— begin Data section —
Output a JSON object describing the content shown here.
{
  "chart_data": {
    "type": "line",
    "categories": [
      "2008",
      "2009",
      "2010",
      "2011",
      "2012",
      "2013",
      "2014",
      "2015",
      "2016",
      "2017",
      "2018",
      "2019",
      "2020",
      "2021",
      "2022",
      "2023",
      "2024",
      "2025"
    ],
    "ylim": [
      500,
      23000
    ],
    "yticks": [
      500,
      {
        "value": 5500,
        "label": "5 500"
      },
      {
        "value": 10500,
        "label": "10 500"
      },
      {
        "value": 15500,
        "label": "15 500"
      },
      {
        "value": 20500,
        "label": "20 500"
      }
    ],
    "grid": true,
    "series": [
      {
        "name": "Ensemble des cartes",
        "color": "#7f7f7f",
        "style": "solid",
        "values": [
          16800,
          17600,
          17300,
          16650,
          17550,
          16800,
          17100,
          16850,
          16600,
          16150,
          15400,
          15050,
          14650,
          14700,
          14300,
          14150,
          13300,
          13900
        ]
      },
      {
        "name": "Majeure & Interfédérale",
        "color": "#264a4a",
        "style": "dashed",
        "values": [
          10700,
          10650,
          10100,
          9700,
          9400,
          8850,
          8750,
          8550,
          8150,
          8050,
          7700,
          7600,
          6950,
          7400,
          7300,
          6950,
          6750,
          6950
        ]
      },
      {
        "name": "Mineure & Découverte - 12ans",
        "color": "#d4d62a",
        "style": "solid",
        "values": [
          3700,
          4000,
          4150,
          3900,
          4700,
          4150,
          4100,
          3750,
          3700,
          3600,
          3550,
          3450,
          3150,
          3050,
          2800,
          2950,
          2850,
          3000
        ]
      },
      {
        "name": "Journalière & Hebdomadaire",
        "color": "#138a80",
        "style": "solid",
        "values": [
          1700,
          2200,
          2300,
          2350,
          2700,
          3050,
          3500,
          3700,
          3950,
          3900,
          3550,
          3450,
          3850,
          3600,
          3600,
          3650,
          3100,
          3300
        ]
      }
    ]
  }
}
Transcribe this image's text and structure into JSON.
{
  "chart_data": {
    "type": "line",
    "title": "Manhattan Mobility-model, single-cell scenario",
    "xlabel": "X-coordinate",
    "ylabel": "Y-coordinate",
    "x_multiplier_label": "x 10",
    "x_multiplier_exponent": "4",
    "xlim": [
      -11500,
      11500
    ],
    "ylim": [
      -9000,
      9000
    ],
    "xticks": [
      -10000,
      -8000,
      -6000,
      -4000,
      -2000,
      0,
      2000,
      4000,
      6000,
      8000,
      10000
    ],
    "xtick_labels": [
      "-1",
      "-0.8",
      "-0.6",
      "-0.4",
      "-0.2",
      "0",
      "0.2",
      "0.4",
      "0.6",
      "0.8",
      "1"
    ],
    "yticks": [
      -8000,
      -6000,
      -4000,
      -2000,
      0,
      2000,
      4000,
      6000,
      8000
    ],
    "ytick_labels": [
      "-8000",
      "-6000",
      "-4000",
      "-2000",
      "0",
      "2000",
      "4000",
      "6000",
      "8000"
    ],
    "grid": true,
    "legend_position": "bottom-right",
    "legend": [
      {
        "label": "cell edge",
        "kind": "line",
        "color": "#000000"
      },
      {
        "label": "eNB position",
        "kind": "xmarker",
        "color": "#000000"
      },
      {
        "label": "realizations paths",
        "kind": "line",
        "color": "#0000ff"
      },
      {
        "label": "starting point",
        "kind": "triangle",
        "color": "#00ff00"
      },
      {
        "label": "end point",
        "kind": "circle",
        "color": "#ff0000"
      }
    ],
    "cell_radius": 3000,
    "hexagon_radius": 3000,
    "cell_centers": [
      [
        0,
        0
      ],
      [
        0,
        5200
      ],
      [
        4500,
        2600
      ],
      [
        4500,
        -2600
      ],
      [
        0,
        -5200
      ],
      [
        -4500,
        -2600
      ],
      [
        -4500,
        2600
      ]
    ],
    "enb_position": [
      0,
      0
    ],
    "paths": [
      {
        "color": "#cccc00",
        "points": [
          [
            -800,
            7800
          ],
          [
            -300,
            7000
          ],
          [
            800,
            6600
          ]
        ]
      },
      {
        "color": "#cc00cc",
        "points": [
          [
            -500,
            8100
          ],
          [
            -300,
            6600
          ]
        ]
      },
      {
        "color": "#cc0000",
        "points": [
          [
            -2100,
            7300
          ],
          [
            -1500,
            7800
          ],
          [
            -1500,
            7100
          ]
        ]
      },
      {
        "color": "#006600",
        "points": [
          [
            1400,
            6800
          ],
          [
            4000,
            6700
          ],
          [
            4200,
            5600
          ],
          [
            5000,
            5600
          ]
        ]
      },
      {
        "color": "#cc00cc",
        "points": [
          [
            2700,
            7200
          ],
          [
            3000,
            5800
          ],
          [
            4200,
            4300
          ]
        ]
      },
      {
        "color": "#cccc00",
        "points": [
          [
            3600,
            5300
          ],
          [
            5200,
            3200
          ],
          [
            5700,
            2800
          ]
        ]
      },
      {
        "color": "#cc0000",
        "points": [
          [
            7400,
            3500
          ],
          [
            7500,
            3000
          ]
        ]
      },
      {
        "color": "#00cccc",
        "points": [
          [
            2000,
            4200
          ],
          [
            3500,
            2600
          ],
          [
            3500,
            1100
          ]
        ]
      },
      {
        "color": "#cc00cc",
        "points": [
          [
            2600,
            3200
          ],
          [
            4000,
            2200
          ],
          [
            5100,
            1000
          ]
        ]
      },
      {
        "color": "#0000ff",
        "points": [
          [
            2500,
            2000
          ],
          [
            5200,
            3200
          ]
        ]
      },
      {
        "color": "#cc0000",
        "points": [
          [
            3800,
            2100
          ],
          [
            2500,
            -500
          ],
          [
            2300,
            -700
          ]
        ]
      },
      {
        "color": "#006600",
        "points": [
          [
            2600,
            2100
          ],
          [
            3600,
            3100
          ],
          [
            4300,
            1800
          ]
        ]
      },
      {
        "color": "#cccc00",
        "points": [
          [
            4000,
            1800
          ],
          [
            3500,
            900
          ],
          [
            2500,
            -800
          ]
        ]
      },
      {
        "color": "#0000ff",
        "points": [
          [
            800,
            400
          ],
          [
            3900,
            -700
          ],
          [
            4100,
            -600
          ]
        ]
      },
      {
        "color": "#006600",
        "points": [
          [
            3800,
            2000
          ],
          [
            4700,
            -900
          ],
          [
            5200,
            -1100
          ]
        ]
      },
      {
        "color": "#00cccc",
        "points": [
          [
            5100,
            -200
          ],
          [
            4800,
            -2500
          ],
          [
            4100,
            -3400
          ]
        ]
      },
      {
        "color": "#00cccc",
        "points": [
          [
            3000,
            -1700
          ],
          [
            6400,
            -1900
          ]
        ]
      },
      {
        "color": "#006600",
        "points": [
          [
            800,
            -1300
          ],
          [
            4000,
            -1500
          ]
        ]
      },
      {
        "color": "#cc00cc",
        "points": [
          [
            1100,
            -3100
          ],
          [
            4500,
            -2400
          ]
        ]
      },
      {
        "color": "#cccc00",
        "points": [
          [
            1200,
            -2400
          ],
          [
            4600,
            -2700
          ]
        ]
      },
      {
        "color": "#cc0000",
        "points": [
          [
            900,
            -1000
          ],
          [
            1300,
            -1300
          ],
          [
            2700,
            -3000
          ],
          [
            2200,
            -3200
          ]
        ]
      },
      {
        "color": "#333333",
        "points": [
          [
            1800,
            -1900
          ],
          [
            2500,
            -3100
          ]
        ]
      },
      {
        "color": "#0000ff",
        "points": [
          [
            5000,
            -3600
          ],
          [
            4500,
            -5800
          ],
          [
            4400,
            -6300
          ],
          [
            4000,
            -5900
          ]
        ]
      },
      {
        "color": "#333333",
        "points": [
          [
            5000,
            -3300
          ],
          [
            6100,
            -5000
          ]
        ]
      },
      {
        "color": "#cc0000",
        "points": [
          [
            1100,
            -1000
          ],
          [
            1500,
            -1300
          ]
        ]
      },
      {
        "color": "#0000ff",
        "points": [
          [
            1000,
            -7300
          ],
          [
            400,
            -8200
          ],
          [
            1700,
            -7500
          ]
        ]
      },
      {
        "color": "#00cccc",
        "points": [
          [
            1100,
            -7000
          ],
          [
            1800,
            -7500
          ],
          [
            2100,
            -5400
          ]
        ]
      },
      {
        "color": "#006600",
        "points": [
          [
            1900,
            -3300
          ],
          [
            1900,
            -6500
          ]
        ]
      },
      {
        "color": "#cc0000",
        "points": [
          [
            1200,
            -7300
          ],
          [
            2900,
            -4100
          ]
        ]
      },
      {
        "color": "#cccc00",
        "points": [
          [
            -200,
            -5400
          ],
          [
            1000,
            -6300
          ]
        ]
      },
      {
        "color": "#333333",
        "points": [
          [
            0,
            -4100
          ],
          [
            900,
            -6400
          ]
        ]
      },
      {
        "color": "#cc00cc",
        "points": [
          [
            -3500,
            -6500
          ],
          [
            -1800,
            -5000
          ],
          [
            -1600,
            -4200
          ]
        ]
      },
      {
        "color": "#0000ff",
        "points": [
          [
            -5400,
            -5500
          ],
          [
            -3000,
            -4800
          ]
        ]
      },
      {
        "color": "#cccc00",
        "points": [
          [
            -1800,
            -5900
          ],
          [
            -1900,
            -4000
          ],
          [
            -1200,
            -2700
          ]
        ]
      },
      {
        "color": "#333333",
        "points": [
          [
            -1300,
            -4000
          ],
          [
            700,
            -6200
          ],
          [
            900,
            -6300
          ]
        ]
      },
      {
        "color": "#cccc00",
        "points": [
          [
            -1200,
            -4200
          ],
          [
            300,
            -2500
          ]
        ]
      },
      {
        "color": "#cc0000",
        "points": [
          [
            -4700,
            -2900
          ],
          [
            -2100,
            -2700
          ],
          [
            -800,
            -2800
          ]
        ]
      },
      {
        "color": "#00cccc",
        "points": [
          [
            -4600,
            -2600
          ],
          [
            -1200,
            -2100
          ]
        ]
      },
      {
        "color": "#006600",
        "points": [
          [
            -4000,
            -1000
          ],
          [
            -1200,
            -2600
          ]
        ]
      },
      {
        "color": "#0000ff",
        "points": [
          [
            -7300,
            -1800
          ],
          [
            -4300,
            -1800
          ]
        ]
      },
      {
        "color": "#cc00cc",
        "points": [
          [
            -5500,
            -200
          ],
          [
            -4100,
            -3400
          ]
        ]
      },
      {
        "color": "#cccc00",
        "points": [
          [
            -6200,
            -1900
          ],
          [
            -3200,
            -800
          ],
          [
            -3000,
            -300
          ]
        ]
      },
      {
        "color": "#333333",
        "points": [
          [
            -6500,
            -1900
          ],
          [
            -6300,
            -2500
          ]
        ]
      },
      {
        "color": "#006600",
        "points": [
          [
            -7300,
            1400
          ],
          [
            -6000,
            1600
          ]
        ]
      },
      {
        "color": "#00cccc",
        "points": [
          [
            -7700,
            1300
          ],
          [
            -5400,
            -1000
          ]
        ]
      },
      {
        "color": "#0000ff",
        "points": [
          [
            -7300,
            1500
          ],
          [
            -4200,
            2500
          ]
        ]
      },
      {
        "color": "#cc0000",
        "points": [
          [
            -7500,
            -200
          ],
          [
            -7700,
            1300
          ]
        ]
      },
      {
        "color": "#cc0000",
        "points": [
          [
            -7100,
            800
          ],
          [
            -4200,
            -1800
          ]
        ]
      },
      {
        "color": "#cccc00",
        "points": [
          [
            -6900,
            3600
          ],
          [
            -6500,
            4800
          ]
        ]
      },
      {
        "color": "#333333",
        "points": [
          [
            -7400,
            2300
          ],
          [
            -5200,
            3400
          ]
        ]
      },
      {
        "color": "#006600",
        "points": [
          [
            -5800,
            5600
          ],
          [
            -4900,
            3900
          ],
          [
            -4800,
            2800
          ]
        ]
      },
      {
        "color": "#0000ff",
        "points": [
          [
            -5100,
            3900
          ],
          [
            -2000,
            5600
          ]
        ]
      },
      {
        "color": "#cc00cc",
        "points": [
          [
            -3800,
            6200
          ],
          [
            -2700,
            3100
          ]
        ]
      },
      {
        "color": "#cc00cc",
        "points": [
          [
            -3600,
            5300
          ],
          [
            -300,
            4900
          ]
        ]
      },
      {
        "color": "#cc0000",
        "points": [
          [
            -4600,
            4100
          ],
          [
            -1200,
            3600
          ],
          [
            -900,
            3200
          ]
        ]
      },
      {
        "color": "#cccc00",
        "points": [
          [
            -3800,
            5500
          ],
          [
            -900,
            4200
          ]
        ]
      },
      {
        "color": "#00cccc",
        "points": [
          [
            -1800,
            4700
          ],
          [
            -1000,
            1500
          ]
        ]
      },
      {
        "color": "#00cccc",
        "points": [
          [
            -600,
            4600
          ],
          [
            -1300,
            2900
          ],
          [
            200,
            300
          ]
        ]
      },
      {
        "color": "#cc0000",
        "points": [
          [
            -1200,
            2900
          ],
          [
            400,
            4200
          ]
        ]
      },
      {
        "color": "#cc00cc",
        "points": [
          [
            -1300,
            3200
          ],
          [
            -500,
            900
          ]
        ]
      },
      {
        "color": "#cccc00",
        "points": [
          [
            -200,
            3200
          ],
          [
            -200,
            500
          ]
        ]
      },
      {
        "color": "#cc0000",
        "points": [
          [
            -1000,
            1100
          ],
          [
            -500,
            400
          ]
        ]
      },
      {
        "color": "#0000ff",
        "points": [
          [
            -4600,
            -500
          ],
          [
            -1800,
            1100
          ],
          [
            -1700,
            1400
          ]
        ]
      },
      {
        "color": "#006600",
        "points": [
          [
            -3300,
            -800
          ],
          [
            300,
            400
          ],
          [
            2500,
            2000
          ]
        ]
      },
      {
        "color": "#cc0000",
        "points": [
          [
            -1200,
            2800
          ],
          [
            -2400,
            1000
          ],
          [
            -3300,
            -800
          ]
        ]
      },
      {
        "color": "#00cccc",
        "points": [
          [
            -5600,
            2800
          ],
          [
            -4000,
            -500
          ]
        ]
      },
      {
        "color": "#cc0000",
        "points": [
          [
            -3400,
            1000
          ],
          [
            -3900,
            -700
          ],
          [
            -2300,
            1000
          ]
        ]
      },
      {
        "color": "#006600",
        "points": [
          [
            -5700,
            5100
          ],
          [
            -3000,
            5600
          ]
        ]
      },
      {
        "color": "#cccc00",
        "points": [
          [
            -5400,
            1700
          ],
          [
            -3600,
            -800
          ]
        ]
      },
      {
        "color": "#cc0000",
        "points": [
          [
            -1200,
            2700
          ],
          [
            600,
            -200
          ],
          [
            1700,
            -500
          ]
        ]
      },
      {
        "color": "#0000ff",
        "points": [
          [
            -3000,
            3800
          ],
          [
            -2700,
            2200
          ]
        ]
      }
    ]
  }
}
— end Data section —
_Problem requirements_.
Copy every line that contains the string "name".

_Exercise response_.
        "name": "Ensemble des cartes",
        "name": "Majeure & Interfédérale",
        "name": "Mineure & Découverte - 12ans",
        "name": "Journalière & Hebdomadaire",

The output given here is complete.